━━━━━ Отрывок
Жизнь прожить не поле перейти. голодный 21 год

Виталий Козлов 2
 


ГОЛОД, РАЗРУШЕНИЕ ВЕКОВЫХ ТРАДИЦИЙ
СЕЛА И  СТИХИЙНЫЕ БЕДСТВИЯ

Алчущие правды насытятся всегда.
Алчущие денег и власти не насыщаются никогда.
Они всегда голодные, от жадности умрут.
Правду они не примут и никогда не поймут.

У чувашей с глубокой древности существует обряд жертвоприношения, Большой чук. Большой чук в отличие от ежегодных проводится с периодичностью в 9 лет. Для этого собирались старейшины ближайших чувашских сел и назначали место и время проведения. Вместе с Потаповскими крестьянами в 19 столетии в проведении Большого чука участвовали Васькинские и Наратлинские. В жертву приносили обязательно белого быка и другую живность. Отслужив молитву богу Пигампару, собравшееся население, стар и млад, принимались за трапезу.  Известны три священных места. Самое старое на возвышенности в центре села, где ныне расположен магазин и территория, занятая под огороды. К\тескас - недалеко от кладбища, где и сегодня расположен большой пустырь в центре села. Последние жертвоприношения в XIX веке проводили в Турикас. Это место сегодня частично засевается. Здесь проходит дорога в с.Ключевка и построена насосная станция. Жертвоприношения сыну Бога Киреметь /ежегодное/ совершали на горе с одноименным названием Киреметь. Обряд большого жертвоприношения с просьбой к Тура /Бог/ ниспослать чувашам достаток в еде, благодатной погоды хлеборобам, не допустить мора домашней скотине и хвори на людей. Интересным, можно посчитать, почему чуваши выбрали 9-летний цикл? По мнению современных исследователей, неблагоприятные для хлеборобов годы чередуются тоже через 9 лет. Отсюда вывод: чуваши еще в древности высчитали периодичность этого цикла и строго придерживались старинного обряда. Природа осталась непредсказуемой и сейчас, как вела себя много столетий назад. О,как от голода,  так и заразных заболеваний, стихийных бедствий сведений нет. Трудолюбие местного населения, богатый лесными дарами край в сочетании с развитым животноводством и хорошим урожаем ржи, чечевицы, полбы, картошки и других сельскохозяйственных культур спасали людей от голода. Относительно благополучно пережили Тумбарлинцы сильный голод 1898 года: спаслись запасами зерна предыдущих лет. Запасы чуваши хранить умели.
━━━━━━━━━━
━━━━━ Раздел данных
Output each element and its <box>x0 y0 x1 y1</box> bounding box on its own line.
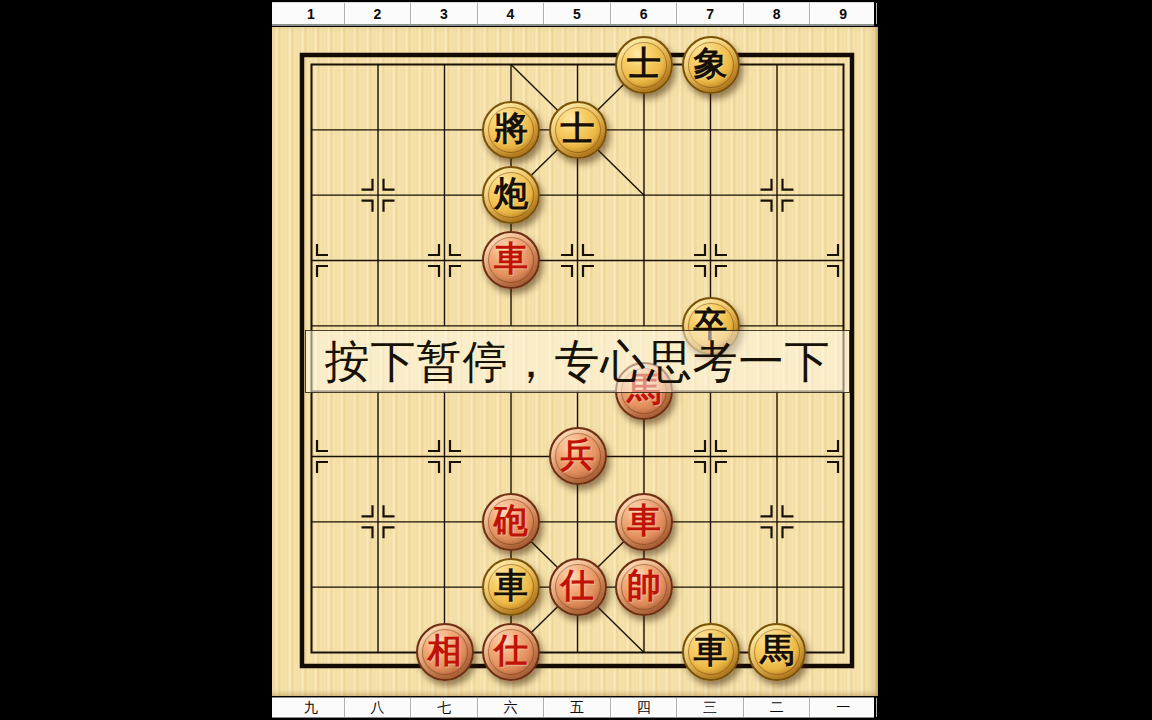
━━━━━━━━━━
- Задания:
1. Назовите все сельскохозяйственные культуры, которые в тексте о Большом чуке перечислены по названию.
2. Напишите продолжение текста о Большом чуке, начиная сразу после его последнего предложения.

- Ответы:
1. Рожь, чечевица, полба, картошка.

2.
Трагическими оказались 1920-21 годы. Империалистическая война с Германией, разросшаяся как раковая опухоль в Гражданскую, унесла жизнь многих крестьян. Вернулись калеки и инвалиды, пострадавшие от ранений отравленные газом. В эти годы  значительно сократились посевные площади и поголовье скота. Воюющие стороны изымали у крестьян продовольственное зерно и фураж. Введенный большевиками 30 октября 1918 год натуральный налог, а также единовременный чрезвычайный революционный налог, продразверстка, тяжелым бременем легли на плечи Тумбарлинцев. Решением Комитета бедноты конфисковали все имущество, зерно, домашнюю скотину и отправили на Соловки Верблюдова Михаила, Попова Лукьяна, Титова Алексея и других зажиточных крестьян. Одному Тимофею Козлову удалось избежать этой участи. Глубокой ночью погрузил свою семью на телегу и на паре лошадей исчез в неизвестном направлении. Бросил дом с лавкой, нажитое годами имущество. Через несколько лет односельчане узнали, что он проехал через всю Россию, обосновался в Красноярском крае под селом Шушенское и остался там навсегда. Погоня, снаряженная Комбедом, вернулась ни с чем.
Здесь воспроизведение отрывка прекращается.